EXERCÍCIO ESCRITO 1:
Transcreva literalmente a passagem do texto sobre as cidades brasileiras que começa em "O senso comum" e termina em "de Estado nacional.".
EXERCÍCIO ESCRITO 2:
Segundo o texto sobre as cidades brasileiras, em que cidade será realizada a Cúpula das Nações Unidas Habitat III?
EXERCÍCIO ESCRITO 3:
Dê continuidade ao texto sobre as cidades brasileiras, começando logo após a última frase apresentada.

TRECHO DO DOCUMENTO:

# # # # # # #

Outubro será um mês crucial para o futuro das cidades brasileiras
No dia 2, brasileiros escolherão prefeitos e vereadores em 5.568 municípios. Será a oitava vez que o país sediará eleições locais desde a Constituição de 1988, a Constituição pós-ditadura militar, que pavimentou o caminho para a governança descentralizada. E de 17 a 20 de outubro, Quito, no Equador, sediará a Cúpula das Nações Unidas Habitat III.
Nesse grande esforço, que ocorre a cada 20 anos, prefeitos, planejadores urbanos, diplomatas, e urbanistas de todo o mundo se reúnem para negociar um acordo internacional para as metas de desenvolvimento das cidades, que afetará as próximas gerações, a chamada “Nova Agenda Urbana”.
O senso comum sugere que a maioria dos desafios sociais, econômicos e ambientais do século 21 vai se manifestar em cidades e, assim, as soluções para tais desafios devem, logicamente, também acontecer no âmbito das cidades. Diante de nós está a chance de ver as cidades brasileiras, seus obstáculos e oportunidades, sob a ótica de cidade e não de Estado nacional.
Para os estudiosos de cidades e planejadores urbanos – muitos dos quais estarão presentes na cúpula Habitat III – o Brasil sempre ofereceu alguns dos mais destacados casos de estudo sobre extrema desigualdade e extraordinária inovação em cidades, agindo como um comparador central para processos urbanos similares mundo afora. É um momento, portanto, de ensinar e também de aprender.
O Brasil se urbanizou cedo. Em meados do século 20, o país já tinha alcançado níveis de concentração populacional em cidades muito superiores aos vistos na Ásia e na África. Entre 1970 e 2000, o sistema urbano absorveu mais de 80 milhões de pessoas.

# # # # # # #

DADOS COLETADOS:
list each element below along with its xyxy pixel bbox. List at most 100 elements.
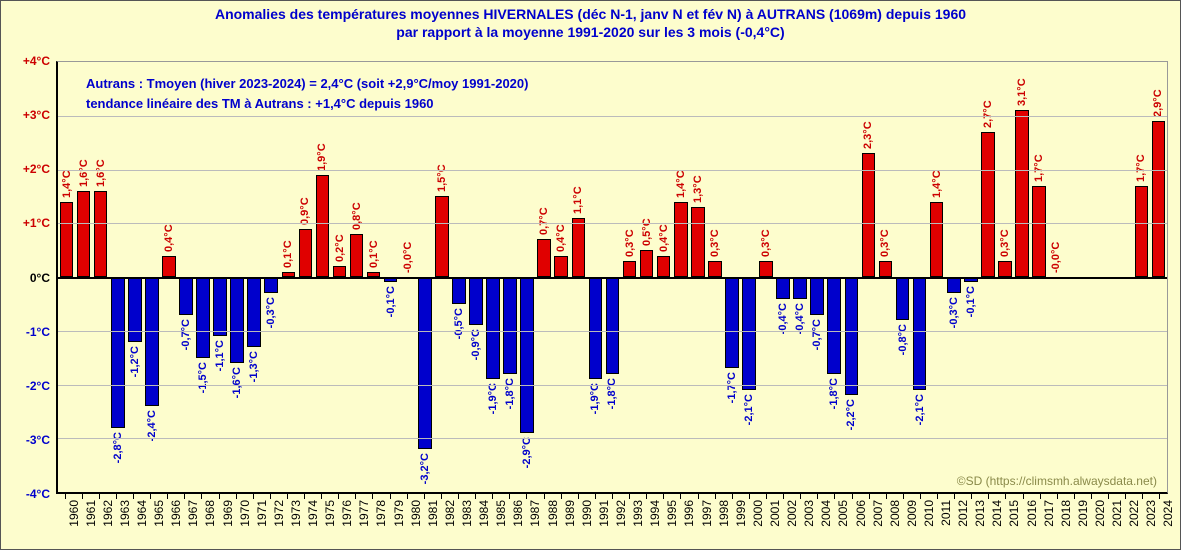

# # # # # # #

RESULTADO FINAL 1:
O senso comum sugere que a maioria dos desafios sociais, econômicos e ambientais do século 21 vai se manifestar em cidades e, assim, as soluções para tais desafios devem, logicamente, também acontecer no âmbito das cidades. Diante de nós está a chance de ver as cidades brasileiras, seus obstáculos e oportunidades, sob a ótica de cidade e não de Estado nacional.

RESULTADO FINAL 2:
Em Quito, no Equador.

RESULTADO FINAL 3:
Esse intenso processo de urbanização gerou inúmeros exemplos em que cidades brasileiras viraram objeto de estudo. O planejamento modernista, a militarização das favelas, a criação das Zonas Especiais de Interesse Social (ZEIS) e também a observação antropológica da informalidade e o chamado ‘urbanismo insurgente’ são apenas alguns dos temas que põem as cidades brasileiras no foco de pesquisas de planejamento urbano. Frequentemente, são caso de estudo de problemas e também de soluções.
Por exemplo, mundo a fora a oferta limitada de moradias em cidades com elevada taxa de crescimento populacional leva a crises habitacionais e migração forçada. No Brasil, contudo, a autoconstrução, onde moradores erguem suas próprias casas e suprem sua demanda imediata por habitação, é, ao mesmo tempo, um problema e solução. A criação de assentamentos sem adequada infraestrutura desafia autoridades locais, porém, tal enfrentamento regula a especulação imobiliária. O desafio é discutir a suspensão de regimes regulatórios e pensar no investimento em engenharia e arquitetura social, sem, contudo, levar ao crescimento insustentável das cidades.
Cúpulas e grandes eventos globais também deram visibilidade à abundante e rica tradição brasileira de estudos urbanos no discurso global.
Após o Brasil ter sediado a Copa do Mundo 2014 em 12 capitais diferentes e as Olimpíadas no Rio, por exemplo, cidades se tornaram o foco central para todos os tipos de glória e aflição no país: Brasília invocando o modernismo de Niemeyer; Porto Alegre internacionalmente conhecida pelo orçamento participativo que identificou a era PT; Recife talvez injustamente associada com o vírus zika; São Paulo como um dos locais com maior concentração de helicópteros particularesper capita no mundo; e o Rio, sede do urbanismo cultural carioca que inspira artistas e invoca a ambivalência de sonhos e pesadelos metropolitanos.
Depois da Copa e dos Jogos do Rio, cidades se tornam o foco para todos os tipos de glória e aflição no país.
Entraves e caminhos para cidades autônomas – Porém, uma preocupação central para as eleições que se aproximam é que a grande visibilidade das cidades brasileiras não levou necessariamente a maior habilidade dos gestores e cidadãos para determinar seu próprio futuro.
Municípios continuam a depender de recursos federais para cobrir despesas locais e prefeitos precisam seguir elaborados planos regulatórios nacionais. Esforços anteriores de descentralização da governança urbana no Brasil – bem-recebidos por cidadãos, planejadores e pesquisadores em sua criação – têm, sem dúvida, resultados ambíguos em sua implementação.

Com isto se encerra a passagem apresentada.